==== Data in this exercise
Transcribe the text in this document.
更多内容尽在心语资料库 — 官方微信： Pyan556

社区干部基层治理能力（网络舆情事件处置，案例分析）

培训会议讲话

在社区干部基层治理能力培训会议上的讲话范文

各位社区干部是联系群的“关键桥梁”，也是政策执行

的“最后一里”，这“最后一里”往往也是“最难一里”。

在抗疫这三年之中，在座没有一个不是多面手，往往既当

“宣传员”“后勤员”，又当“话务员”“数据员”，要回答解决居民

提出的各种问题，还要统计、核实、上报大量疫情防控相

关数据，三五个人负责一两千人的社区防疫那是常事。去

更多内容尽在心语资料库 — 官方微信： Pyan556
========
-- Problem requirements --
Above are the records; retype every one exactly.

-- Problem solution --
Transcribe the text in this document.
更多内容尽在心语资料库 — 官方微信： Pyan556

社区干部基层治理能力（网络舆情事件处置，案例分析）

培训会议讲话

在社区干部基层治理能力培训会议上的讲话范文

各位社区干部是联系群的“关键桥梁”，也是政策执行

的“最后一里”，这“最后一里”往往也是“最难一里”。

在抗疫这三年之中，在座没有一个不是多面手，往往既当

“宣传员”“后勤员”，又当“话务员”“数据员”，要回答解决居民

提出的各种问题，还要统计、核实、上报大量疫情防控相

关数据，三五个人负责一两千人的社区防疫那是常事。去

更多内容尽在心语资料库 — 官方微信： Pyan556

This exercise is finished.